TASK INSTRUCTIONS
Examine the material below and count the lines that hold the word "Liability". Report only the number.

Dataset items:
================================

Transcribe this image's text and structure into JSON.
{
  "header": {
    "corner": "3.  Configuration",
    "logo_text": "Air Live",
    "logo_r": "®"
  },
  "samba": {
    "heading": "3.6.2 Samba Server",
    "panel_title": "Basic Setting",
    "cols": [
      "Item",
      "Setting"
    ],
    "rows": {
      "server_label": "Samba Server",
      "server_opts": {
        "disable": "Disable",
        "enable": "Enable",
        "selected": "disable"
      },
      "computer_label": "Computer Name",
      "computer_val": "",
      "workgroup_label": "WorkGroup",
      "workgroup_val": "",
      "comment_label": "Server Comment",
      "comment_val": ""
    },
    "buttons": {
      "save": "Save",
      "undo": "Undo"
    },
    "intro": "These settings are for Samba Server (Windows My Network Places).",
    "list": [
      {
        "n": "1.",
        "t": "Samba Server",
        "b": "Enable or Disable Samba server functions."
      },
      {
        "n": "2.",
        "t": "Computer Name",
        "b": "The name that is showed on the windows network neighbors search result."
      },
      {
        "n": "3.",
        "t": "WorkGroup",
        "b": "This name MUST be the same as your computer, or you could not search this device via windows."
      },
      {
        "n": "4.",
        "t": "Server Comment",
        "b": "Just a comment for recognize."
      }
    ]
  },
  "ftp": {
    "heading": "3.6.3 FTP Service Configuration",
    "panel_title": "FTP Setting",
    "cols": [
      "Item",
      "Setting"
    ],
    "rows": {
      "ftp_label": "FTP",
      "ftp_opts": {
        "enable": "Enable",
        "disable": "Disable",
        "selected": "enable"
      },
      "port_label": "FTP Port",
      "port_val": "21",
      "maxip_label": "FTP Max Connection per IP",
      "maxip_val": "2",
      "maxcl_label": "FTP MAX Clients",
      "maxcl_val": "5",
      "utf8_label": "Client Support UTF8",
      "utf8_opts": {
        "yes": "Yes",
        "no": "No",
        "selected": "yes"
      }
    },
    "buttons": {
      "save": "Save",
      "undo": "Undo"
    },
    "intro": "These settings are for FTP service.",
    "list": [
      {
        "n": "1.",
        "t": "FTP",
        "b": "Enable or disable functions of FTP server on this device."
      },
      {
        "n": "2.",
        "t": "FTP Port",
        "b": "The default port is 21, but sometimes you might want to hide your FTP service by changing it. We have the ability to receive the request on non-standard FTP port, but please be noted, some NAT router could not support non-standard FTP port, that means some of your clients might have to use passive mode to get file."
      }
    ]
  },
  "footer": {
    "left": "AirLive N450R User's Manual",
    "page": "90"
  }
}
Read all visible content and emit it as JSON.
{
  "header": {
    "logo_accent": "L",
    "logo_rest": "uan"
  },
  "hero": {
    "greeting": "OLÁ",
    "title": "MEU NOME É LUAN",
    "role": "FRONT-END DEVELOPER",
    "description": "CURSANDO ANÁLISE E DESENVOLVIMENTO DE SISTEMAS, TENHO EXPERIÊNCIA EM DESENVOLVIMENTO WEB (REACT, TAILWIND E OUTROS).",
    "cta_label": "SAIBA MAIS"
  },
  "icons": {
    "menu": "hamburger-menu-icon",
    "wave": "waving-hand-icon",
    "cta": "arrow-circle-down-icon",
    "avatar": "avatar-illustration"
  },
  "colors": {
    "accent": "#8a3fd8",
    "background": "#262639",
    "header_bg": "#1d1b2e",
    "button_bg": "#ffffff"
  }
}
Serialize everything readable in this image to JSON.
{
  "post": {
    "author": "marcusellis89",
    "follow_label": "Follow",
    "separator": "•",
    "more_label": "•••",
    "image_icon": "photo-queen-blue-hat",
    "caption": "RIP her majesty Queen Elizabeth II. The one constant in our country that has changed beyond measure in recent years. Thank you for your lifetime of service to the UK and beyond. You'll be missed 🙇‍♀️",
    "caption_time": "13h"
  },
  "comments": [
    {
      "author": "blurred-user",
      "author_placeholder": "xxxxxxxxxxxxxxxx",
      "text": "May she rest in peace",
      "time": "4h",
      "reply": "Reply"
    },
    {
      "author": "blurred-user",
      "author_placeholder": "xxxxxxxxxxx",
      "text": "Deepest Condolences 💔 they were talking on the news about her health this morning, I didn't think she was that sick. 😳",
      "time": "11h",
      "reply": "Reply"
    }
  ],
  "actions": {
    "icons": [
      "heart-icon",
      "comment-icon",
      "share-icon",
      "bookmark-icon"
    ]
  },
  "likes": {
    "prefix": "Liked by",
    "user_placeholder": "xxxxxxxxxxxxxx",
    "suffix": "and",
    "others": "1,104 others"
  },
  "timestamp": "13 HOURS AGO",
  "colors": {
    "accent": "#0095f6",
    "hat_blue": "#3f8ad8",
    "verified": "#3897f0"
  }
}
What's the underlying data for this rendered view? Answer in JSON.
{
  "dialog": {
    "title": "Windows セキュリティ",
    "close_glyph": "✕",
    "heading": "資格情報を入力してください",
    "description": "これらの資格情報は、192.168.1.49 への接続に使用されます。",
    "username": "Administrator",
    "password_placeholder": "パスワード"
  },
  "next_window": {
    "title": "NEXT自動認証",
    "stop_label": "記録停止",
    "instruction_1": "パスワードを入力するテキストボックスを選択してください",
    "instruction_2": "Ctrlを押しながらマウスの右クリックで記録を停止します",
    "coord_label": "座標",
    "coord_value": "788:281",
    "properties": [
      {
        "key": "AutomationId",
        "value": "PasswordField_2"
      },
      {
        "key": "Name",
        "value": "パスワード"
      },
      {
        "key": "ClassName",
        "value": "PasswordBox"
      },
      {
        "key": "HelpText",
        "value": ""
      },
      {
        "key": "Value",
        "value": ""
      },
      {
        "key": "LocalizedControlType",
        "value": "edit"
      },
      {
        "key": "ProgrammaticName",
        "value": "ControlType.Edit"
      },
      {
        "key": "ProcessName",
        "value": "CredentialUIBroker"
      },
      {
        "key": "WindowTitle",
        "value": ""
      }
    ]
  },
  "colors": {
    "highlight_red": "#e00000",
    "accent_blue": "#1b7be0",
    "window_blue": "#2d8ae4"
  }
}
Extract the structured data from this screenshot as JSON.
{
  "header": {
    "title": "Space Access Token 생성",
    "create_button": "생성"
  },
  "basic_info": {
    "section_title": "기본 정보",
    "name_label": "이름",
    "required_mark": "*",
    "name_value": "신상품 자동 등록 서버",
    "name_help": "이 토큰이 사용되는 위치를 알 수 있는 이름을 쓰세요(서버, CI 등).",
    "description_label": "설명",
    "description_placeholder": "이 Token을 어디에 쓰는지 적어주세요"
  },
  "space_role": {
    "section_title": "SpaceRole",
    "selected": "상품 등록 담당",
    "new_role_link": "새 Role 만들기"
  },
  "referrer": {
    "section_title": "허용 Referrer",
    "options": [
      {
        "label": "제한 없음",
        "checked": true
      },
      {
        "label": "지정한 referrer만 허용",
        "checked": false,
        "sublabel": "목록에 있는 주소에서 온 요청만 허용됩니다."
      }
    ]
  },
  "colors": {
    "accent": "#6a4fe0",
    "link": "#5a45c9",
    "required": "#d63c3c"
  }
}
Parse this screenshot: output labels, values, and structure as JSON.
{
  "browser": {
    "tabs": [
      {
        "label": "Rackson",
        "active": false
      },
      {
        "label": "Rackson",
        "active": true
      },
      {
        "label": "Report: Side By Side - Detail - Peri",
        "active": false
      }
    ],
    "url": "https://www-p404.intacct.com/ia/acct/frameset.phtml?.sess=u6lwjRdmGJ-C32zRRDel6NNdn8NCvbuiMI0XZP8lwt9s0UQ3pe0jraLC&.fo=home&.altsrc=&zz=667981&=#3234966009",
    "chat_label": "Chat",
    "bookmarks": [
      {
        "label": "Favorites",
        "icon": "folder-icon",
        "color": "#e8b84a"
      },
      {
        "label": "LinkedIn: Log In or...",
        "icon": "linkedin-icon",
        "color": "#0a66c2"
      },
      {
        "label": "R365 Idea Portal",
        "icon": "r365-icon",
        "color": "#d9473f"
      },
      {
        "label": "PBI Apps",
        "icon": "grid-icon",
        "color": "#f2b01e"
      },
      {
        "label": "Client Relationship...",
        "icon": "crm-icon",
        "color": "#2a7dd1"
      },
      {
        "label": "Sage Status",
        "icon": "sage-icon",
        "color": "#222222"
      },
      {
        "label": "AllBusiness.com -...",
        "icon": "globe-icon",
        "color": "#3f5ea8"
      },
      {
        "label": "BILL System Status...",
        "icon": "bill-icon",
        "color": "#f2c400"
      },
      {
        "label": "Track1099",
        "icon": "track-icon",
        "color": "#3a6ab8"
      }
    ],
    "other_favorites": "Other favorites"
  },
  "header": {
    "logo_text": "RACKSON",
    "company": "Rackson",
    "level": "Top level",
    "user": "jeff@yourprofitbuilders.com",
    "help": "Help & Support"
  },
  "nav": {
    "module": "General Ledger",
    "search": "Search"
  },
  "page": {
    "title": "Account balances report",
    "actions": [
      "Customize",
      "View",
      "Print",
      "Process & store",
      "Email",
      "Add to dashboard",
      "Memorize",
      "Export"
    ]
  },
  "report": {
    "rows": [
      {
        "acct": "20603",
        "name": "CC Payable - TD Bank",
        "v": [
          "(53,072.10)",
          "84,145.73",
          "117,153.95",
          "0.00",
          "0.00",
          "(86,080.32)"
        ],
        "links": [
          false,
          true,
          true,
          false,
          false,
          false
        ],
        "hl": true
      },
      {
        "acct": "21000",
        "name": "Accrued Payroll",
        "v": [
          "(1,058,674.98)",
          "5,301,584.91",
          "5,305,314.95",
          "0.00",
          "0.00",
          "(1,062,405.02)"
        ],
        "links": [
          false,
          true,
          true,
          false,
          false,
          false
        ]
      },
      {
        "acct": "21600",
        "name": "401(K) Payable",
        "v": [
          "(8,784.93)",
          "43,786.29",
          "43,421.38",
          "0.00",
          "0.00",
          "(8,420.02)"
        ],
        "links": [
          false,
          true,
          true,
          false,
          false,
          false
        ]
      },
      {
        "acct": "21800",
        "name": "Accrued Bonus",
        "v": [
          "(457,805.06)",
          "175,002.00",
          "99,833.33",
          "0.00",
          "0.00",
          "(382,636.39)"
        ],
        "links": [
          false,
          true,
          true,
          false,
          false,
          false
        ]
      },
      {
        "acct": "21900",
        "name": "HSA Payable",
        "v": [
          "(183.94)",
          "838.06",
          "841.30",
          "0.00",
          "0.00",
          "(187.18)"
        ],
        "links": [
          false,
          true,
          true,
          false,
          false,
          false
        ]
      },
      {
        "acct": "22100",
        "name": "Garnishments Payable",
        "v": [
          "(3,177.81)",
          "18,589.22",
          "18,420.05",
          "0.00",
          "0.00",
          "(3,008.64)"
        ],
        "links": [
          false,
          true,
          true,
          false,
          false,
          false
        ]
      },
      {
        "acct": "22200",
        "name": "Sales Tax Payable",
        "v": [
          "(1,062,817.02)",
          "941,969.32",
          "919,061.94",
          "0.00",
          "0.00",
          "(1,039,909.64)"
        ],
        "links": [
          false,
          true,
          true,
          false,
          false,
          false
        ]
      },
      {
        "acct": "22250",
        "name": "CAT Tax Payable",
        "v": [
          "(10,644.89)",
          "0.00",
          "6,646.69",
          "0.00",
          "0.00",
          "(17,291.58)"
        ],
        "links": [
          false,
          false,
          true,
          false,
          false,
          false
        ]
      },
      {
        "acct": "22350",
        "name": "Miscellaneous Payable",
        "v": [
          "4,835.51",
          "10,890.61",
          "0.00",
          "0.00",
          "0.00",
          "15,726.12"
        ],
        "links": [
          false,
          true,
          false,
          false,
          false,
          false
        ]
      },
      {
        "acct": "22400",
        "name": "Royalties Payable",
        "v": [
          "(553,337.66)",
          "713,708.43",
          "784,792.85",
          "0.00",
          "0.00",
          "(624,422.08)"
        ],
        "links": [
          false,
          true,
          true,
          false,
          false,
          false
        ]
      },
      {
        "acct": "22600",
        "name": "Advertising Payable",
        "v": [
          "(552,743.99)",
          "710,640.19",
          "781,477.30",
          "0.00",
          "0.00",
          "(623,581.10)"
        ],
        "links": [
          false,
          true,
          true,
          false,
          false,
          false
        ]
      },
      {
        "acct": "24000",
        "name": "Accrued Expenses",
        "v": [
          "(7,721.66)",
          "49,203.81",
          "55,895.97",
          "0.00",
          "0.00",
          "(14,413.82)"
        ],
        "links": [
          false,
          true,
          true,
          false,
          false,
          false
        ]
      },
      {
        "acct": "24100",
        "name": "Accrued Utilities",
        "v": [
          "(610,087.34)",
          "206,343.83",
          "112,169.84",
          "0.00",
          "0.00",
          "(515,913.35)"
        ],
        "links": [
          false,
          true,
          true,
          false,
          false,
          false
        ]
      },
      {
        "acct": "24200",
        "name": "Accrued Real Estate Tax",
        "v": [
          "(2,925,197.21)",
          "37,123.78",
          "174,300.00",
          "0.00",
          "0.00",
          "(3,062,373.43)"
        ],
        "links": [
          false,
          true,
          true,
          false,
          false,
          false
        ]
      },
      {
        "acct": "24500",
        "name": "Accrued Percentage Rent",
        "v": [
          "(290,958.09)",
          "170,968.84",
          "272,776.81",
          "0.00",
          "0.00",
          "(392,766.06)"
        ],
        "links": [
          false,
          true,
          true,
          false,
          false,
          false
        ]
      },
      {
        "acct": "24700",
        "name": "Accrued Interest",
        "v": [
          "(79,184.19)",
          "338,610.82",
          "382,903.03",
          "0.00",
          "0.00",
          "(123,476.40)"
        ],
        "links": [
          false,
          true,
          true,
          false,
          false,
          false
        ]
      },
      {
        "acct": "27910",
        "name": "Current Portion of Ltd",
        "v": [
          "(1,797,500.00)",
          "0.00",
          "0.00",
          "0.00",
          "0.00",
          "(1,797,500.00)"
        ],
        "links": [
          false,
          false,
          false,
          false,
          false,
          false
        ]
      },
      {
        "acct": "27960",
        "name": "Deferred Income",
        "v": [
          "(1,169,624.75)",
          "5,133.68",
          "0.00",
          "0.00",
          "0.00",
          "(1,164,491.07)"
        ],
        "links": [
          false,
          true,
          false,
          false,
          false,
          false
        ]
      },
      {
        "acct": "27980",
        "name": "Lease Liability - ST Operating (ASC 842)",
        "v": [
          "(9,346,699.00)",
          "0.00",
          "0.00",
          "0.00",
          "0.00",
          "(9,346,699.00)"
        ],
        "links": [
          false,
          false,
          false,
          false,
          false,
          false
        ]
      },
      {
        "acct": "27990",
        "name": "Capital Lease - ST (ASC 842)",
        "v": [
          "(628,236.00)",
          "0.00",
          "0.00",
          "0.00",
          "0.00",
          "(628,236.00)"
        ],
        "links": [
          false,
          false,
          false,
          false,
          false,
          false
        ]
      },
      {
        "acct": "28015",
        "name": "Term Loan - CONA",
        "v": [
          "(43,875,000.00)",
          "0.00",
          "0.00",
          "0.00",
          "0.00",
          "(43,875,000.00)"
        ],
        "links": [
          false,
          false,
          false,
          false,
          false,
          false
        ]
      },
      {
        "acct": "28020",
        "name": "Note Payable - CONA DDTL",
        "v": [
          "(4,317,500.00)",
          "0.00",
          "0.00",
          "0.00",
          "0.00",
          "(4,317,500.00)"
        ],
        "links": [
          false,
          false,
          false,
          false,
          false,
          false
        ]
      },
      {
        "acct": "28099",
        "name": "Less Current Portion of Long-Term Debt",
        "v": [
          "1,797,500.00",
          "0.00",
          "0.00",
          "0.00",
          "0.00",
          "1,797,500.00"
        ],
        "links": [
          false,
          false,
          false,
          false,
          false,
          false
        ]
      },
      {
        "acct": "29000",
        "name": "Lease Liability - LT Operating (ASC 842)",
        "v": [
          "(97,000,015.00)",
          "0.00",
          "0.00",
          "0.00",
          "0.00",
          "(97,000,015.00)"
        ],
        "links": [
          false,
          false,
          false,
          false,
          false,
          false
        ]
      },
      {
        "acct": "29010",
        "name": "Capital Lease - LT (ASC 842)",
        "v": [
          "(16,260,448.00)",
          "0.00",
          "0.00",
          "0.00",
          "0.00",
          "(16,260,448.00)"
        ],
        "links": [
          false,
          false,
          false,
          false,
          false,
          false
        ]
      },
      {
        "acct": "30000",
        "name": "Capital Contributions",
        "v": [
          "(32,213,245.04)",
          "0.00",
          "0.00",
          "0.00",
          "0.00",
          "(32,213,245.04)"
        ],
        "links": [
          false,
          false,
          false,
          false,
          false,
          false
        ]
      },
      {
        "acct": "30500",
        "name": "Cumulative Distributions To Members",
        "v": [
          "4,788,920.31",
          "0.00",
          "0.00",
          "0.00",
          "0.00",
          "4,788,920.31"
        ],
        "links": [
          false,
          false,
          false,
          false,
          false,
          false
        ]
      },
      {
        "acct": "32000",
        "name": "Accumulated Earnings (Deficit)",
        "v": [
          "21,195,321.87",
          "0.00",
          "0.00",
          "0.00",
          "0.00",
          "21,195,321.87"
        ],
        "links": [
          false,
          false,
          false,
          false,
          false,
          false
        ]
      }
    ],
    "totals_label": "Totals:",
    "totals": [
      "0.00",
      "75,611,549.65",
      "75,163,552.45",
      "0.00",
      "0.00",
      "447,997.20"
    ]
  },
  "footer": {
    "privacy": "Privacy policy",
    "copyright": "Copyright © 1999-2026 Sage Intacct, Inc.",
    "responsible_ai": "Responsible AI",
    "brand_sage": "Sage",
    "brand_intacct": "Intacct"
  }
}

================================

TASK RESPONSE
2